+++ The records +++

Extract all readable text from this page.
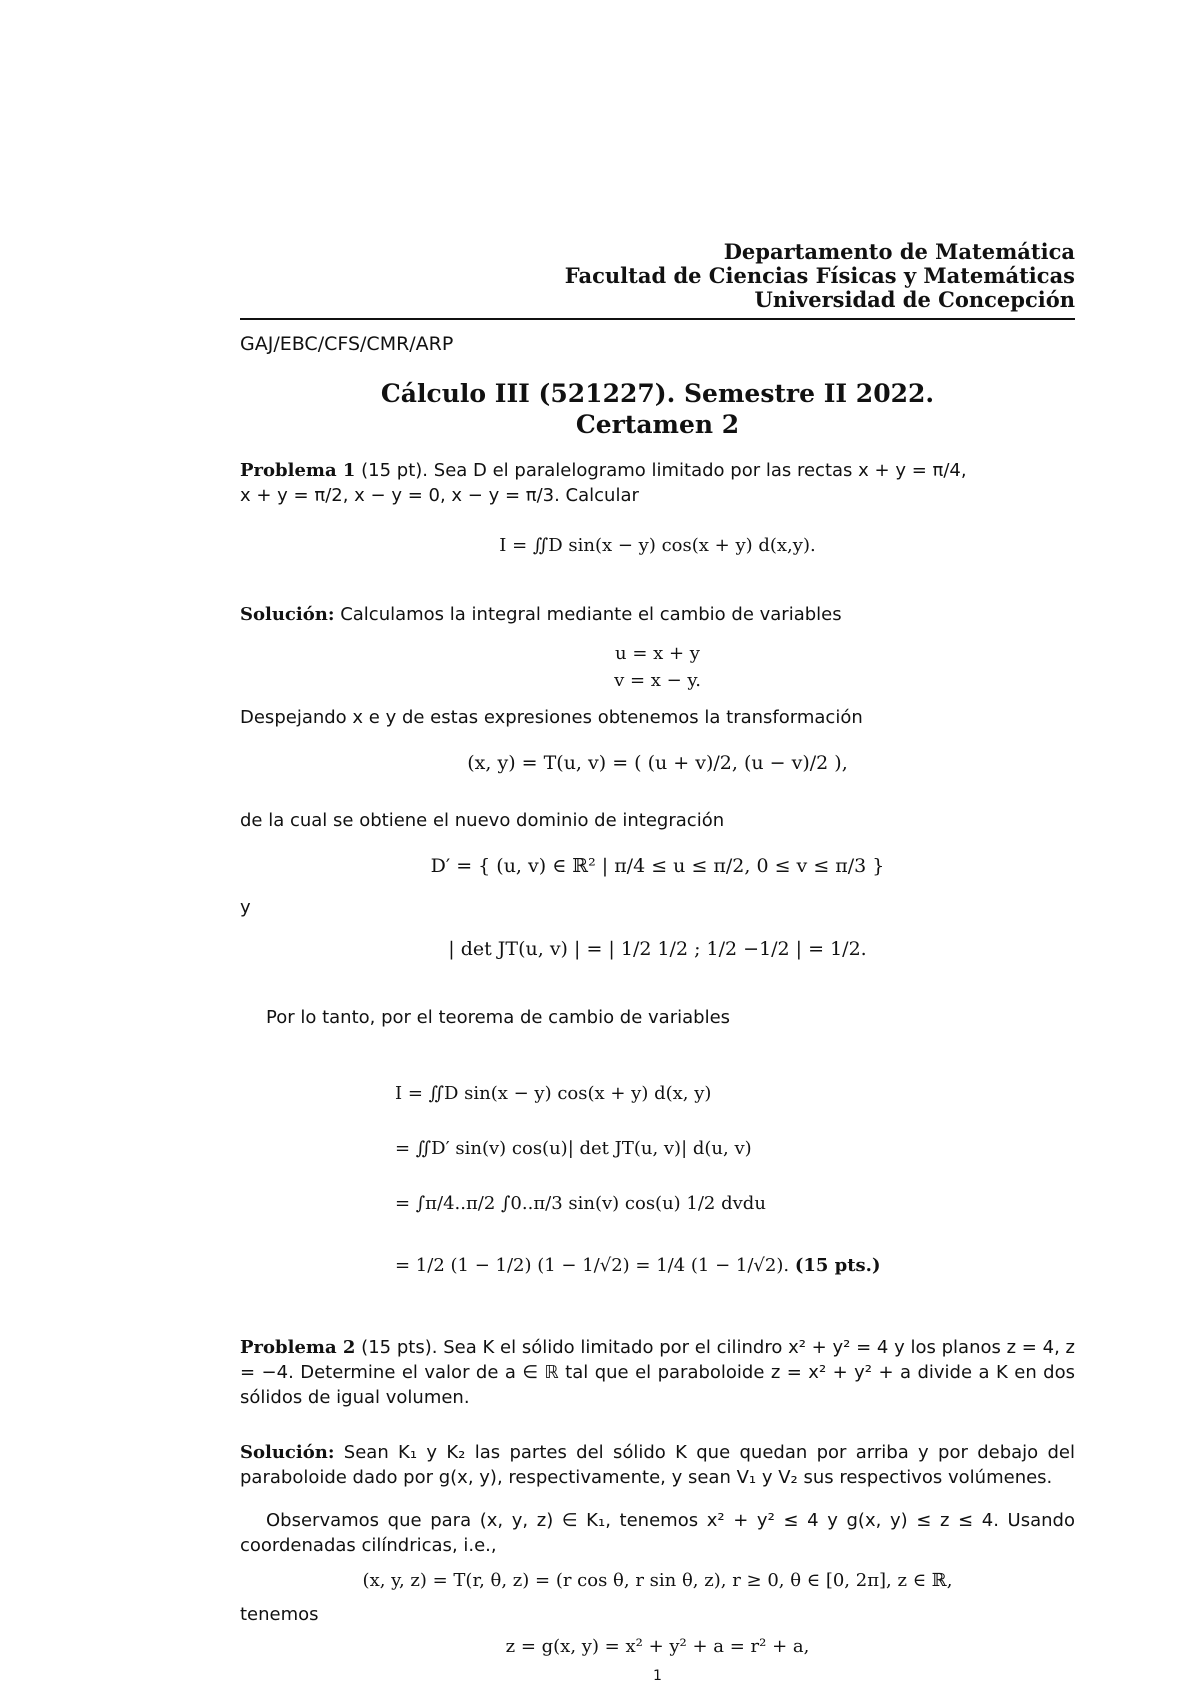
Departamento de Matemática
Facultad de Ciencias Físicas y Matemáticas
Universidad de Concepción
GAJ/EBC/CFS/CMR/ARP
Cálculo III (521227). Semestre II 2022.
Certamen 2
Problema 1 (15 pt). Sea D el paralelogramo limitado por las rectas x + y = π/4,
x + y = π/2, x − y = 0, x − y = π/3. Calcular
I = ∬D sin(x − y) cos(x + y) d(x,y).
Solución: Calculamos la integral mediante el cambio de variables
u = x + y
v = x − y.
Despejando x e y de estas expresiones obtenemos la transformación
(x, y) = T(u, v) = ( (u + v)/2, (u − v)/2 ),
de la cual se obtiene el nuevo dominio de integración
D′ = { (u, v) ∈ ℝ² | π/4 ≤ u ≤ π/2, 0 ≤ v ≤ π/3 }
y
| det JT(u, v) | = | 1/2 1/2 ; 1/2 −1/2 | = 1/2.
Por lo tanto, por el teorema de cambio de variables
I = ∬D sin(x − y) cos(x + y) d(x, y)
= ∬D′ sin(v) cos(u)| det JT(u, v)| d(u, v)
= ∫π/4..π/2 ∫0..π/3 sin(v) cos(u) 1/2 dvdu
= 1/2 (1 − 1/2) (1 − 1/√2) = 1/4 (1 − 1/√2). (15 pts.)
Problema 2 (15 pts). Sea K el sólido limitado por el cilindro x² + y² = 4 y los planos z = 4, z = −4. Determine el valor de a ∈ ℝ tal que el paraboloide z = x² + y² + a divide a K en dos sólidos de igual volumen.
Solución: Sean K₁ y K₂ las partes del sólido K que quedan por arriba y por debajo del paraboloide dado por g(x, y), respectivamente, y sean V₁ y V₂ sus respectivos volúmenes.
Observamos que para (x, y, z) ∈ K₁, tenemos x² + y² ≤ 4 y g(x, y) ≤ z ≤ 4. Usando coordenadas cilíndricas, i.e.,
(x, y, z) = T(r, θ, z) = (r cos θ, r sin θ, z), r ≥ 0, θ ∈ [0, 2π], z ∈ ℝ,
tenemos
z = g(x, y) = x² + y² + a = r² + a,
1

+++

§ **Task description**:
All entries must be written out again exactly as given, with no pictures in the copy.

§ **Solution**:
Extract all readable text from this page.
Departamento de Matemática
Facultad de Ciencias Físicas y Matemáticas
Universidad de Concepción
GAJ/EBC/CFS/CMR/ARP
Cálculo III (521227). Semestre II 2022.
Certamen 2
Problema 1 (15 pt). Sea D el paralelogramo limitado por las rectas x + y = π/4,
x + y = π/2, x − y = 0, x − y = π/3. Calcular
I = ∬D sin(x − y) cos(x + y) d(x,y).
Solución: Calculamos la integral mediante el cambio de variables
u = x + y
v = x − y.
Despejando x e y de estas expresiones obtenemos la transformación
(x, y) = T(u, v) = ( (u + v)/2, (u − v)/2 ),
de la cual se obtiene el nuevo dominio de integración
D′ = { (u, v) ∈ ℝ² | π/4 ≤ u ≤ π/2, 0 ≤ v ≤ π/3 }
y
| det JT(u, v) | = | 1/2 1/2 ; 1/2 −1/2 | = 1/2.
Por lo tanto, por el teorema de cambio de variables
I = ∬D sin(x − y) cos(x + y) d(x, y)
= ∬D′ sin(v) cos(u)| det JT(u, v)| d(u, v)
= ∫π/4..π/2 ∫0..π/3 sin(v) cos(u) 1/2 dvdu
= 1/2 (1 − 1/2) (1 − 1/√2) = 1/4 (1 − 1/√2). (15 pts.)
Problema 2 (15 pts). Sea K el sólido limitado por el cilindro x² + y² = 4 y los planos z = 4, z = −4. Determine el valor de a ∈ ℝ tal que el paraboloide z = x² + y² + a divide a K en dos sólidos de igual volumen.
Solución: Sean K₁ y K₂ las partes del sólido K que quedan por arriba y por debajo del paraboloide dado por g(x, y), respectivamente, y sean V₁ y V₂ sus respectivos volúmenes.
Observamos que para (x, y, z) ∈ K₁, tenemos x² + y² ≤ 4 y g(x, y) ≤ z ≤ 4. Usando coordenadas cilíndricas, i.e.,
(x, y, z) = T(r, θ, z) = (r cos θ, r sin θ, z), r ≥ 0, θ ∈ [0, 2π], z ∈ ℝ,
tenemos
z = g(x, y) = x² + y² + a = r² + a,
1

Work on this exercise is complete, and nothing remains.